• _YOUR INSTRUCTIONS_: Quote the records beneath, complete and exact. Leave out images.

------

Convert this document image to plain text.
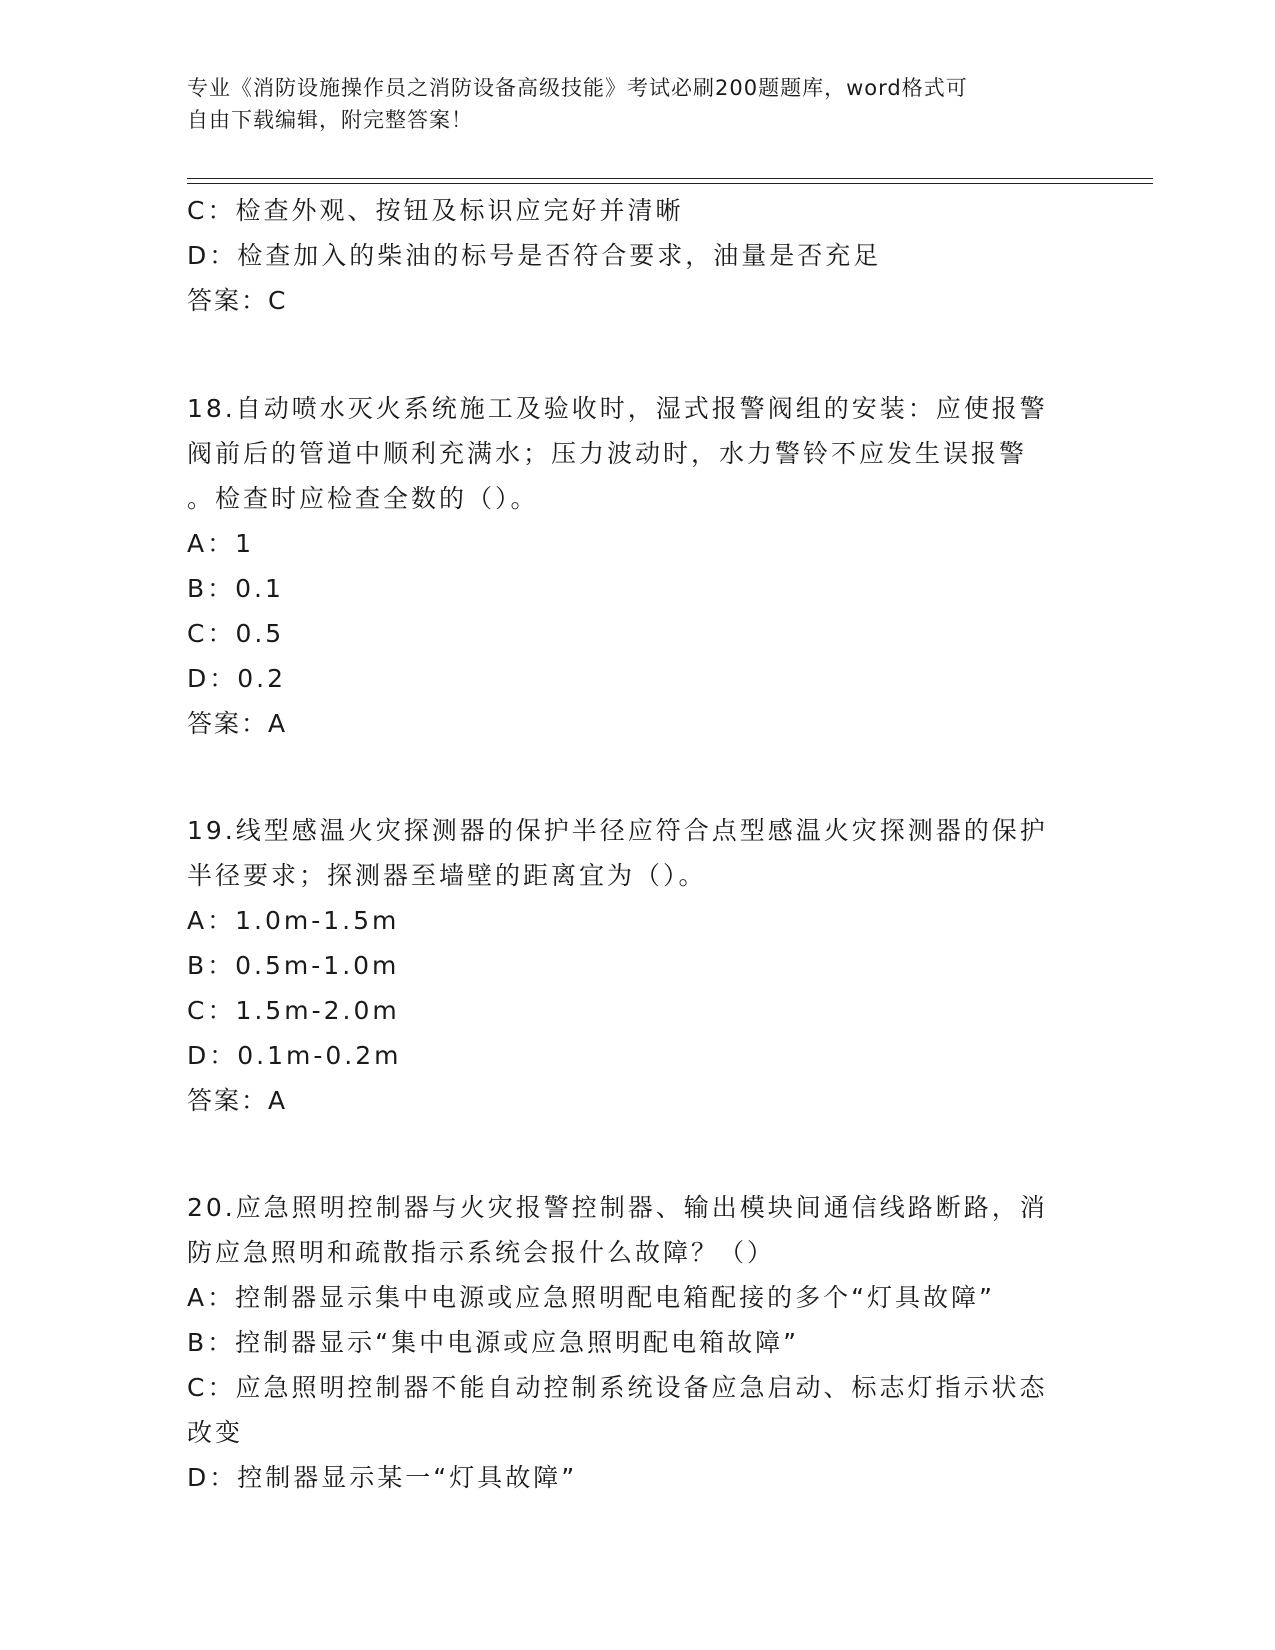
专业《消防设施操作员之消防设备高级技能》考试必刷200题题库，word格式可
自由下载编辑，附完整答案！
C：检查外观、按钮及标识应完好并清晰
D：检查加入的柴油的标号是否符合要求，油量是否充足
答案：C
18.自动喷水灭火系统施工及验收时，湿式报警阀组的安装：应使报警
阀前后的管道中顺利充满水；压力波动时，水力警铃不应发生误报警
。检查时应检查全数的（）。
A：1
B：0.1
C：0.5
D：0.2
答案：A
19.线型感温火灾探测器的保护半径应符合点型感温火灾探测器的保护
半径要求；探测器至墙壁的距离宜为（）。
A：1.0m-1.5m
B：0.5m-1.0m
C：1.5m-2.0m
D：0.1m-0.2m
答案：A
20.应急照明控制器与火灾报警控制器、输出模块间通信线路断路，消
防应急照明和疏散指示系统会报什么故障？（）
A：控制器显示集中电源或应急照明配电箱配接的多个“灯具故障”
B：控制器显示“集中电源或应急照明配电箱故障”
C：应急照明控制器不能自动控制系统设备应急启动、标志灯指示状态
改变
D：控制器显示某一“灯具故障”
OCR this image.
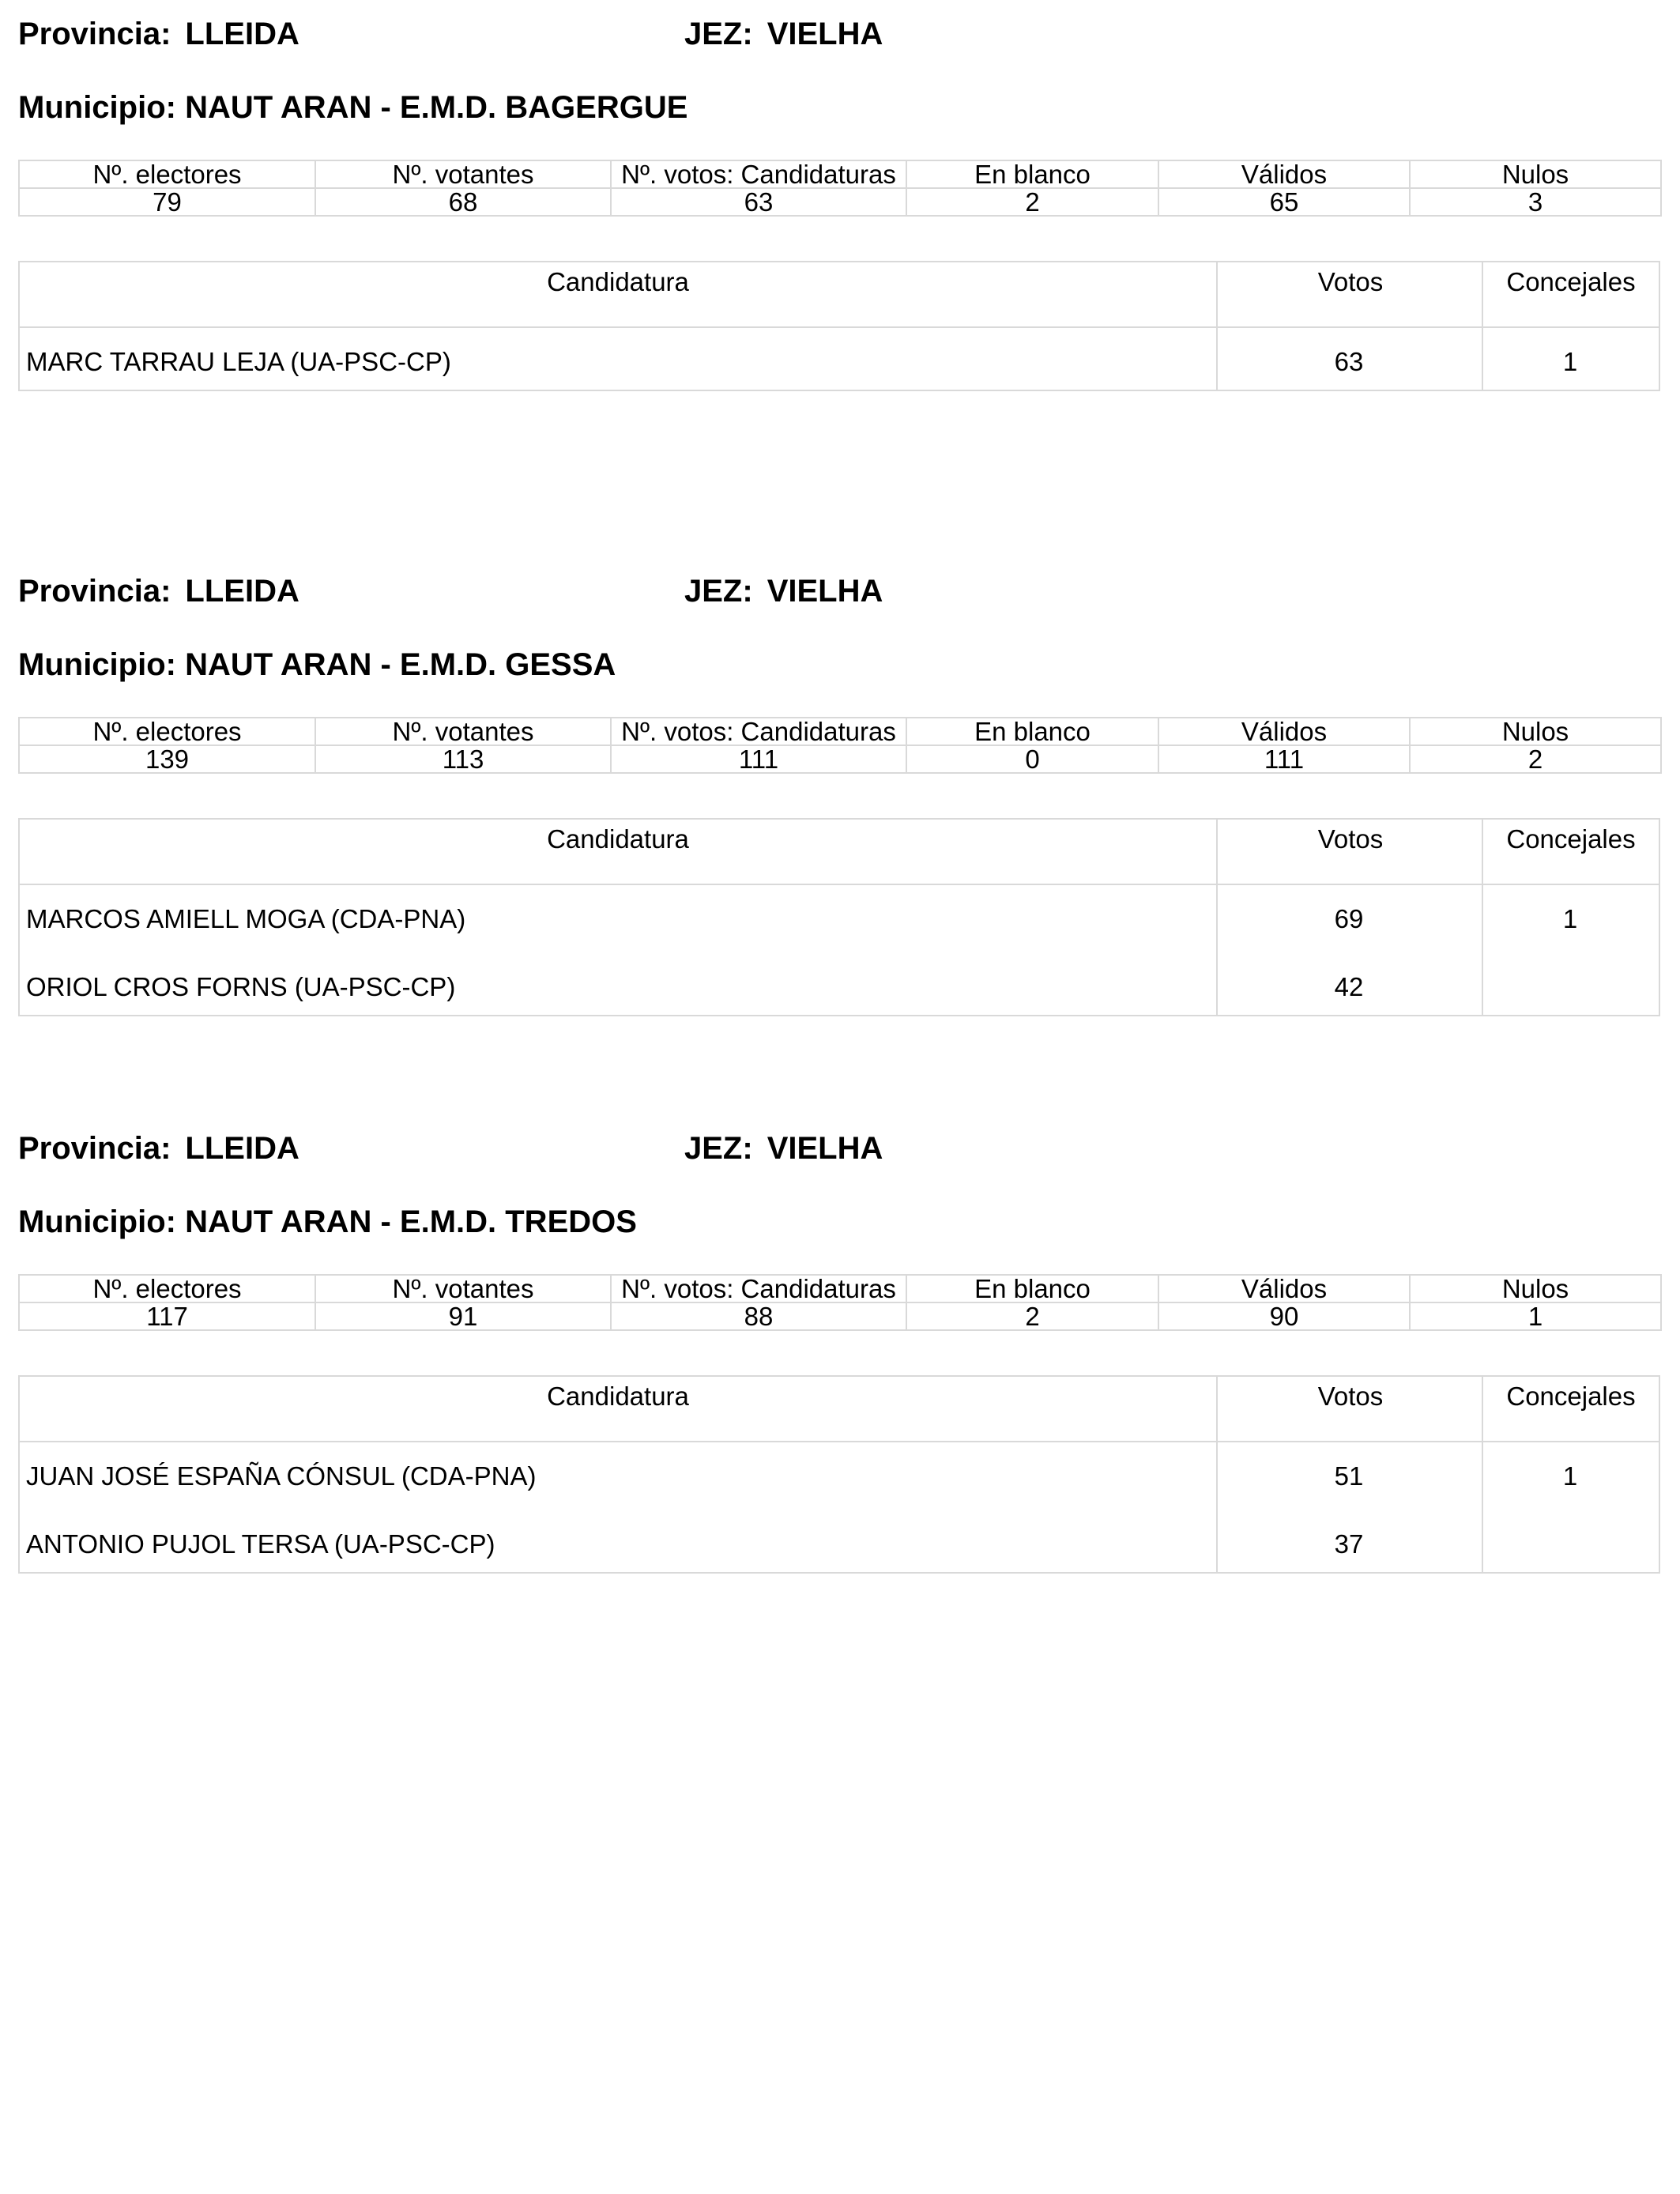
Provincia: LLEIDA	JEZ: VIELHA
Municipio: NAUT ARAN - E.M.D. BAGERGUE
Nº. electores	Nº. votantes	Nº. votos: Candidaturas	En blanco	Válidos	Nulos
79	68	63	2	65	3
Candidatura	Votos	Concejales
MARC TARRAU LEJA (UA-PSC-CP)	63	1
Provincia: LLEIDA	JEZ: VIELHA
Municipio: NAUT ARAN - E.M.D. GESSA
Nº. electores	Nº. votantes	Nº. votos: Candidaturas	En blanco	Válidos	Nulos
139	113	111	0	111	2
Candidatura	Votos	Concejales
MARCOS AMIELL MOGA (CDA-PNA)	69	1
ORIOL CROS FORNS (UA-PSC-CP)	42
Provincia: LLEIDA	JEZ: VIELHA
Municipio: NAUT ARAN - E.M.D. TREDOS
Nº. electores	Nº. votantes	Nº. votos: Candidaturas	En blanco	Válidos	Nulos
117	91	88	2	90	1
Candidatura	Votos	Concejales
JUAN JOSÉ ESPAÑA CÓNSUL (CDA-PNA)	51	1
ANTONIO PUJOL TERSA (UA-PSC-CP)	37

------

• _SOLUTION TO THE EXERCISE_:
Convert this document image to plain text.
专业《消防设施操作员之消防设备高级技能》考试必刷200题题库，word格式可
自由下载编辑，附完整答案！
C：检查外观、按钮及标识应完好并清晰
D：检查加入的柴油的标号是否符合要求，油量是否充足
答案：C
18.自动喷水灭火系统施工及验收时，湿式报警阀组的安装：应使报警
阀前后的管道中顺利充满水；压力波动时，水力警铃不应发生误报警
。检查时应检查全数的（）。
A：1
B：0.1
C：0.5
D：0.2
答案：A
19.线型感温火灾探测器的保护半径应符合点型感温火灾探测器的保护
半径要求；探测器至墙壁的距离宜为（）。
A：1.0m-1.5m
B：0.5m-1.0m
C：1.5m-2.0m
D：0.1m-0.2m
答案：A
20.应急照明控制器与火灾报警控制器、输出模块间通信线路断路，消
防应急照明和疏散指示系统会报什么故障？（）
A：控制器显示集中电源或应急照明配电箱配接的多个“灯具故障”
B：控制器显示“集中电源或应急照明配电箱故障”
C：应急照明控制器不能自动控制系统设备应急启动、标志灯指示状态
改变
D：控制器显示某一“灯具故障”
OCR this image.
Provincia: LLEIDA	JEZ: VIELHA
Municipio: NAUT ARAN - E.M.D. BAGERGUE
Nº. electores	Nº. votantes	Nº. votos: Candidaturas	En blanco	Válidos	Nulos
79	68	63	2	65	3
Candidatura	Votos	Concejales
MARC TARRAU LEJA (UA-PSC-CP)	63	1
Provincia: LLEIDA	JEZ: VIELHA
Municipio: NAUT ARAN - E.M.D. GESSA
Nº. electores	Nº. votantes	Nº. votos: Candidaturas	En blanco	Válidos	Nulos
139	113	111	0	111	2
Candidatura	Votos	Concejales
MARCOS AMIELL MOGA (CDA-PNA)	69	1
ORIOL CROS FORNS (UA-PSC-CP)	42
Provincia: LLEIDA	JEZ: VIELHA
Municipio: NAUT ARAN - E.M.D. TREDOS
Nº. electores	Nº. votantes	Nº. votos: Candidaturas	En blanco	Válidos	Nulos
117	91	88	2	90	1
Candidatura	Votos	Concejales
JUAN JOSÉ ESPAÑA CÓNSUL (CDA-PNA)	51	1
ANTONIO PUJOL TERSA (UA-PSC-CP)	37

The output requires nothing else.